Texte extrait »
• • • • • • •

Conférence 1 :
« Le débat présidentiel télévisé en questions : une analyse linguistico-discursive »
Au fil des dernières décennies, le débat télévisé affrontant les « finalistes » à l'élection présidentielle est devenu une « institution » en France. Giscard d'Estaing/Mitterrand en 1974; Mitterrand/Giscard d'Estaing en 1981 ; Mitterrand/Chirac en 1988 ; Chirac/Jospin en 1995 et en 2007, Sarkozy/Royal. Ce duel de l'entre deux-tours des présidentielles est devenu un « événement de communication » unique en son genre, durant lequel les deux
candidats ont l'occasion d'argumenter en faveur de leurs choix politiques en les confrontant à ceux de l'adversaire. Depuis 1974, le dispositif générique de cette confrontation des politiques est resté relativement stable, tandis que la « place énonciative » que s'octroient les journalistes au sein du débat varie sensiblement.
En prenant comme corpus les cinq débats présidentiels télévisés nommés ci-dessus,
mon intérêt portera ici sur les questions des journalistes, « animateurs » du débat. En effet,
ce sont les animateurs qui posent les questions-thèmes permettant à chaque candidat de
développer son programme et ses idées. Je proposerai donc une analyse linguisticodiscursive
concernant la teneur « politique » de leurs questions en me basant sur la
recherche sur les actes de langage et, en particulier, sur les paramètres mis en place par
(Kerbrat-Orecchioni 2001) pour la classification des
actes de questionner : a) la nature des
marqueurs de la valeur illocutoire, b) les raisons qui font que l'on sollicite d'autrui telle ou
telle information, c) la nature particulière de l'information demandée et la fonction
conversationnelle de la question. L'évaluation de la place énonciative du discours
journalistique dans le débat se fera ainsi à partir des stratégies de questionnement :
comment les journalistes se mettent-ils en scène au début de l'émission ? Comment
entrent-ils en interaction avec les deux candidats, par quel type de questions ? L'analyse se
fera aussi bien au niveau métadiscursif qu'au niveau micro-linguistique.

• • • • • • •

Relevé »
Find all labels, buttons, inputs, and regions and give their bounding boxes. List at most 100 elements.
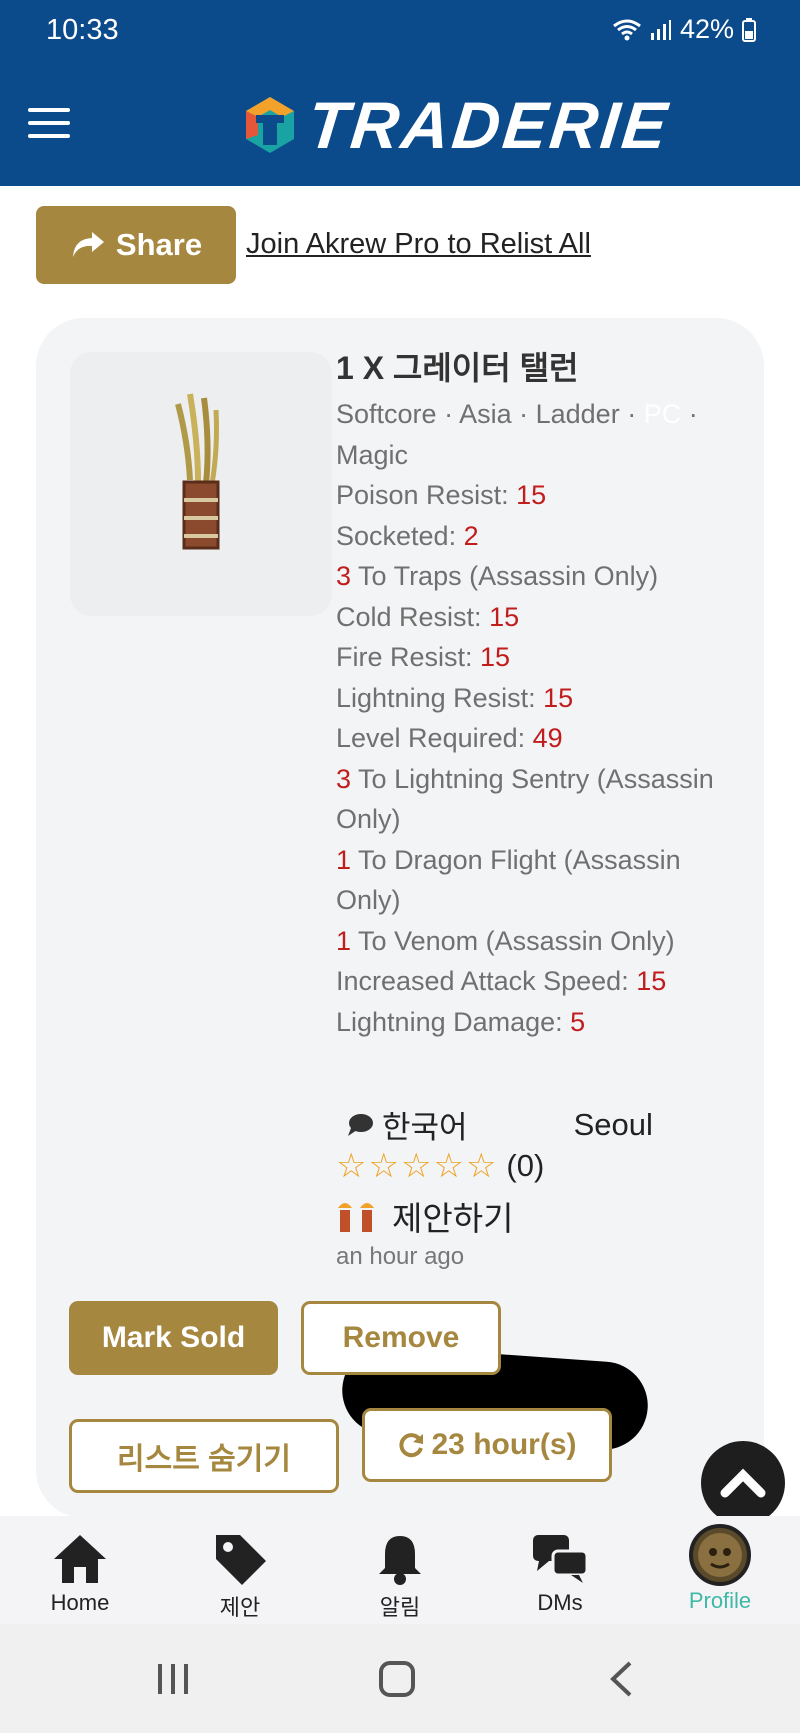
- property-label: Lightning Damage:: [336, 1006, 571, 1037]
- traderie-logo[interactable]: TRADERIE: [242, 88, 673, 162]
- share-label: Share: [115, 227, 203, 262]
- item-property: 1 To Dragon Flight (Assassin Only): [336, 840, 746, 921]
- item-title[interactable]: 1 X 그레이터 탤런: [336, 346, 746, 390]
- property-value: 3: [336, 561, 352, 591]
- nav-offers[interactable]: 제안: [160, 1516, 320, 1624]
- nav-label: 제안: [219, 1595, 261, 1620]
- claw-weapon-image: [175, 393, 220, 550]
- item-properties: Poison Resist: 15 Socketed: 23 To Traps (…: [336, 475, 746, 1042]
- property-label: Increased Attack Speed:: [336, 966, 637, 996]
- seller-rating[interactable]: ☆ ☆ ☆ ☆ ☆ (0): [336, 1146, 544, 1186]
- property-value: 15: [480, 642, 511, 672]
- item-property: Poison Resist: 15: [336, 475, 746, 516]
- tag-platform: PC: [643, 399, 682, 429]
- property-label: Cold Resist:: [336, 601, 490, 632]
- share-row: Share Join Akrew Pro to Relist All: [36, 206, 776, 284]
- nav-label: Home: [50, 1590, 110, 1615]
- nav-profile[interactable]: Profile: [640, 1516, 800, 1624]
- item-property: Level Required: 49: [336, 718, 746, 759]
- property-value: 15: [543, 682, 574, 713]
- nav-label: Profile: [688, 1588, 752, 1613]
- mark-sold-button[interactable]: Mark Sold: [69, 1301, 278, 1375]
- property-label: Socketed:: [336, 520, 464, 551]
- item-image[interactable]: [70, 352, 332, 616]
- star-icon: ☆: [465, 1147, 497, 1185]
- star-icon: ☆: [400, 1147, 432, 1185]
- item-property: Cold Resist: 15: [336, 597, 746, 638]
- wifi-icon: [613, 19, 641, 40]
- property-value: 2: [463, 520, 479, 551]
- make-offer-row[interactable]: 제안하기: [336, 1192, 513, 1240]
- tag-softcore: Softcore: [336, 399, 437, 429]
- property-label: To Dragon Flight (Assassin Only): [336, 844, 681, 916]
- item-details: 1 X 그레이터 탤런 Softcore · Asia · Ladder · P…: [336, 346, 746, 1042]
- property-value: 15: [516, 480, 547, 510]
- system-navigation: [0, 1624, 800, 1733]
- property-label: Poison Resist:: [336, 480, 517, 510]
- item-property: Increased Attack Speed: 15: [336, 961, 746, 1002]
- item-property: 1 To Venom (Assassin Only): [336, 921, 746, 962]
- star-icon: ☆: [368, 1147, 399, 1185]
- tag-region: Asia: [459, 399, 512, 429]
- item-property: 3 To Lightning Sentry (Assassin Only): [336, 759, 746, 840]
- traderie-logo-icon: [246, 97, 294, 153]
- hide-list-button[interactable]: 리스트 숨기기: [69, 1419, 339, 1493]
- item-property: Lightning Resist: 15: [336, 678, 746, 719]
- star-icon: ☆: [336, 1147, 367, 1185]
- nav-home[interactable]: Home: [0, 1516, 160, 1624]
- nav-label: 알림: [379, 1595, 421, 1620]
- property-label: Fire Resist:: [336, 642, 481, 672]
- chat-icon: [533, 1535, 589, 1583]
- app-header: TRADERIE: [0, 62, 800, 186]
- seller-location: Seoul: [573, 1106, 653, 1142]
- bell-icon: [379, 1536, 421, 1585]
- tag-icon: [216, 1535, 266, 1585]
- nav-label: DMs: [537, 1590, 583, 1615]
- speech-bubble-icon: [348, 1113, 373, 1136]
- item-property: Socketed: 2: [336, 516, 746, 557]
- star-icon: ☆: [433, 1147, 464, 1185]
- logo-text: TRADERIE: [304, 88, 674, 162]
- recent-apps-icon[interactable]: [156, 1662, 190, 1696]
- signal-icon: [650, 19, 671, 40]
- property-label: To Traps (Assassin Only): [351, 561, 659, 591]
- home-button-icon[interactable]: [378, 1660, 416, 1698]
- bottom-navigation: Home 제안 알림 DMs Profile: [0, 1516, 800, 1624]
- relist-all-link[interactable]: Join Akrew Pro to Relist All: [246, 228, 591, 261]
- profile-avatar-icon: [689, 1524, 751, 1586]
- tag-ladder: Ladder: [535, 399, 620, 429]
- remove-button[interactable]: Remove: [301, 1301, 501, 1375]
- item-property: Fire Resist: 15: [336, 637, 746, 678]
- relist-timer-label: 23 hour(s): [431, 1428, 577, 1461]
- status-indicators: 42%: [612, 14, 756, 45]
- item-property: Lightning Damage: 5: [336, 1002, 746, 1043]
- home-icon: [54, 1535, 106, 1583]
- property-value: 3: [336, 763, 352, 794]
- offer-label: 제안하기: [392, 1200, 514, 1237]
- property-value: 15: [636, 966, 667, 996]
- relist-timer-button[interactable]: 23 hour(s): [362, 1408, 612, 1482]
- nav-dms[interactable]: DMs: [480, 1516, 640, 1624]
- back-icon[interactable]: [608, 1660, 634, 1698]
- property-value: 5: [570, 1006, 586, 1037]
- status-bar: 10:33 42%: [0, 0, 800, 62]
- property-label: Lightning Resist:: [336, 682, 544, 713]
- offer-icon: [338, 1203, 374, 1232]
- property-value: 1: [336, 925, 352, 956]
- item-tags: Softcore · Asia · Ladder · PC · Magic: [336, 399, 698, 470]
- property-label: To Lightning Sentry (Assassin Only): [336, 763, 714, 835]
- seller-language: 한국어: [382, 1110, 468, 1145]
- menu-icon[interactable]: [28, 108, 70, 140]
- property-value: 15: [489, 601, 520, 632]
- battery-percent: 42%: [679, 14, 734, 44]
- property-value: 1: [336, 844, 352, 875]
- share-arrow-icon: [72, 232, 104, 257]
- scroll-top-button[interactable]: [701, 1441, 785, 1525]
- status-time: 10:33: [46, 14, 119, 46]
- battery-icon: [742, 17, 756, 42]
- nav-notifications[interactable]: 알림: [320, 1516, 480, 1624]
- property-value: 49: [532, 723, 563, 753]
- refresh-icon: [399, 1433, 424, 1458]
- chevron-up-icon: [720, 1468, 766, 1498]
- share-button[interactable]: Share: [36, 206, 236, 284]
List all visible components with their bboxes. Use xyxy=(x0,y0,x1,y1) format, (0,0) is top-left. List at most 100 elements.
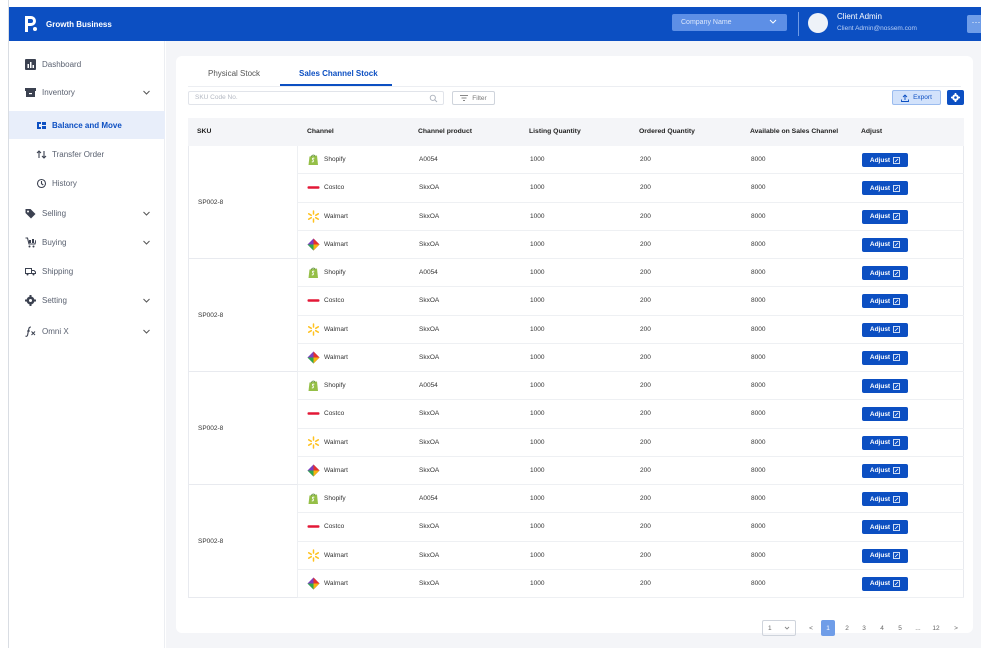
sidebar-item-transfer-order[interactable]: Transfer Order xyxy=(9,143,165,165)
listing-quantity: 1000 xyxy=(530,579,545,587)
edit-icon xyxy=(893,382,901,390)
search-icon[interactable] xyxy=(429,94,438,103)
channel-product: SkxOA xyxy=(419,297,440,305)
sidebar-item-dashboard[interactable]: Dashboard xyxy=(9,53,165,75)
page-button-3[interactable]: 3 xyxy=(857,620,871,636)
walmart-spark-icon xyxy=(307,548,320,562)
available-quantity: 8000 xyxy=(751,579,766,587)
adjust-button[interactable]: Adjust xyxy=(862,435,908,450)
sidebar-item-balance-and-move[interactable]: Balance and Move xyxy=(9,111,165,139)
adjust-button[interactable]: Adjust xyxy=(862,294,908,309)
filter-button[interactable]: Filter xyxy=(452,91,495,105)
user-name: Client Admin xyxy=(837,12,882,21)
table-row: Costco SkxOA 1000 200 8000 Adjust xyxy=(298,287,964,316)
sidebar-item-history[interactable]: History xyxy=(9,172,165,194)
channel-product: SkxOA xyxy=(419,410,440,418)
listing-quantity: 1000 xyxy=(530,297,545,305)
edit-icon xyxy=(893,410,901,418)
channel-product: SkxOA xyxy=(419,438,440,446)
ordered-quantity: 200 xyxy=(640,353,651,361)
walmart-cube-icon xyxy=(307,351,320,364)
adjust-label: Adjust xyxy=(869,354,891,362)
window-left-edge xyxy=(0,0,9,648)
search-input[interactable]: SKU Code No. xyxy=(188,91,444,105)
sidebar-item-selling[interactable]: Selling xyxy=(9,202,165,224)
table-settings-button[interactable] xyxy=(947,90,964,105)
more-menu-button[interactable]: ··· xyxy=(967,15,981,33)
column-header-channel-product: Channel product xyxy=(418,128,472,135)
adjust-button[interactable]: Adjust xyxy=(862,463,908,478)
costco-icon xyxy=(307,520,320,533)
sidebar-item-shipping[interactable]: Shipping xyxy=(9,260,165,282)
adjust-label: Adjust xyxy=(869,269,891,277)
page-button-1[interactable]: 1 xyxy=(821,620,835,636)
walmart-spark-icon xyxy=(307,435,320,449)
adjust-button[interactable]: Adjust xyxy=(862,181,908,196)
sidebar-item-inventory[interactable]: Inventory xyxy=(9,81,165,103)
sidebar-item-buying[interactable]: Buying xyxy=(9,231,165,253)
channel-product: SkxOA xyxy=(419,240,440,248)
channel-product: A0054 xyxy=(419,382,438,389)
adjust-button[interactable]: Adjust xyxy=(862,379,908,393)
next-page-button[interactable]: > xyxy=(949,620,963,636)
table-row: Walmart SkxOA 1000 200 8000 Adjust xyxy=(298,429,964,457)
costco-icon xyxy=(307,407,320,420)
column-header-listing-quantity: Listing Quantity xyxy=(529,128,581,135)
adjust-button[interactable]: Adjust xyxy=(862,407,908,422)
adjust-button[interactable]: Adjust xyxy=(862,153,908,167)
listing-quantity: 1000 xyxy=(530,523,545,531)
page-button-4[interactable]: 4 xyxy=(875,620,889,636)
adjust-button[interactable]: Adjust xyxy=(862,576,908,591)
channel-name: Shopify xyxy=(324,382,346,389)
adjust-button[interactable]: Adjust xyxy=(862,322,908,337)
adjust-button[interactable]: Adjust xyxy=(862,209,908,224)
page-button-12[interactable]: 12 xyxy=(929,620,943,636)
adjust-button[interactable]: Adjust xyxy=(862,266,908,280)
export-button[interactable]: Export xyxy=(892,90,941,105)
adjust-button[interactable]: Adjust xyxy=(862,237,908,252)
column-header-adjust: Adjust xyxy=(861,128,883,135)
adjust-label: Adjust xyxy=(869,326,891,333)
available-quantity: 8000 xyxy=(751,495,766,502)
tab-bar-baseline xyxy=(188,86,961,87)
sidebar-item-setting[interactable]: Setting xyxy=(9,289,165,311)
app-logo[interactable]: Growth Business xyxy=(21,14,112,34)
channel-name: Walmart xyxy=(324,325,348,333)
table-row: Walmart SkxOA 1000 200 8000 Adjust xyxy=(298,542,964,570)
column-header-available: Available on Sales Channel xyxy=(750,128,839,135)
page-button-5[interactable]: 5 xyxy=(893,620,907,636)
adjust-label: Adjust xyxy=(869,467,891,475)
available-quantity: 8000 xyxy=(751,466,766,474)
table-row: Shopify A0054 1000 200 8000 Adjust xyxy=(298,146,964,175)
listing-quantity: 1000 xyxy=(530,212,545,220)
avatar[interactable] xyxy=(808,13,828,33)
edit-icon xyxy=(893,439,901,446)
page-button-2[interactable]: 2 xyxy=(840,620,854,636)
channel-product: SkxOA xyxy=(419,551,440,559)
prev-page-button[interactable]: < xyxy=(804,620,818,636)
adjust-button[interactable]: Adjust xyxy=(862,520,908,535)
table-row: Costco SkxOA 1000 200 8000 Adjust xyxy=(298,174,964,203)
sidebar-item-label: History xyxy=(52,178,77,188)
adjust-button[interactable]: Adjust xyxy=(862,350,908,365)
page-size-select[interactable]: 1 xyxy=(762,620,796,636)
sku-value: SP002-8 xyxy=(198,198,224,206)
available-quantity: 8000 xyxy=(751,353,766,361)
tab-sales-channel-stock[interactable]: Sales Channel Stock xyxy=(299,69,378,78)
channel-product: A0054 xyxy=(419,495,438,502)
sku-cell: SP002-8 xyxy=(189,259,298,372)
sidebar-item-label: Omni X xyxy=(42,326,69,336)
listing-quantity: 1000 xyxy=(530,325,545,333)
table-row: Costco SkxOA 1000 200 8000 Adjust xyxy=(298,513,964,542)
ordered-quantity: 200 xyxy=(640,297,651,305)
adjust-button[interactable]: Adjust xyxy=(862,548,908,563)
edit-icon xyxy=(893,354,901,362)
table-row: Shopify A0054 1000 200 8000 Adjust xyxy=(298,372,964,401)
tab-physical-stock[interactable]: Physical Stock xyxy=(208,69,260,78)
sidebar-item-omni-x[interactable]: Omni X xyxy=(9,320,165,342)
adjust-button[interactable]: Adjust xyxy=(862,492,908,506)
chevron-down-icon xyxy=(143,298,150,303)
available-quantity: 8000 xyxy=(751,184,766,192)
company-select[interactable]: Company Name xyxy=(672,14,787,31)
channel-name: Walmart xyxy=(324,353,348,361)
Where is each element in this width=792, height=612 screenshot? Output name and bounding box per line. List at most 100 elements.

• • • • • • •

Consignes »
1. D'après le texte sur le débat présidentiel télévisé, depuis quelle année le dispositif générique de la confrontation reste-t-il relativement stable ?
2. Reproduisez à l'identique le passage du texte sur le débat présidentiel télévisé qui va de « Au fil des dernières » jusqu'à « débat varie sensiblement. ».
Les lignes constituent un matériau indépendant du texte sur le débat présidentiel télévisé.

Corrigé »
1. Depuis 1974.

2.
Au fil des dernières décennies, le débat télévisé affrontant les « finalistes » à l'élection présidentielle est devenu une « institution » en France. Giscard d'Estaing/Mitterrand en 1974; Mitterrand/Giscard d'Estaing en 1981 ; Mitterrand/Chirac en 1988 ; Chirac/Jospin en 1995 et en 2007, Sarkozy/Royal. Ce duel de l'entre deux-tours des présidentielles est devenu un « événement de communication » unique en son genre, durant lequel les deux
candidats ont l'occasion d'argumenter en faveur de leurs choix politiques en les confrontant à ceux de l'adversaire. Depuis 1974, le dispositif générique de cette confrontation des politiques est resté relativement stable, tandis que la « place énonciative » que s'octroient les journalistes au sein du débat varie sensiblement.